Exercise description: Gather the lines from the material that contain "useful".

================================

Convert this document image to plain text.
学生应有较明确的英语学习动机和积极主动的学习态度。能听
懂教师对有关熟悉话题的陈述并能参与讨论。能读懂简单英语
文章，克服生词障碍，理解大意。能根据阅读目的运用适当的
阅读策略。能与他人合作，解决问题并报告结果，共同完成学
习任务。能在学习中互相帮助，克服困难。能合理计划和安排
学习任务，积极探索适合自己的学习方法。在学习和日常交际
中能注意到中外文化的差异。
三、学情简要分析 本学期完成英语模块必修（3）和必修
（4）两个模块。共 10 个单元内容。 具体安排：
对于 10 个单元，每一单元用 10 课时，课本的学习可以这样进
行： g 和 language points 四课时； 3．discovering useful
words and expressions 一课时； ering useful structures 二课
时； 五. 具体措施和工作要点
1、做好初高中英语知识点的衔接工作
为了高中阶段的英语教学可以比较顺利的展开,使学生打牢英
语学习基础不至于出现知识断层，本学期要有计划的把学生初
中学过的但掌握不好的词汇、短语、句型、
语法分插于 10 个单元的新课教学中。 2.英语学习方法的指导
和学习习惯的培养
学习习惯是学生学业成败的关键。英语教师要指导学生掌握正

================================

Result for this task:
行： g 和 language points 四课时； 3．discovering useful
words and expressions 一课时； ering useful structures 二课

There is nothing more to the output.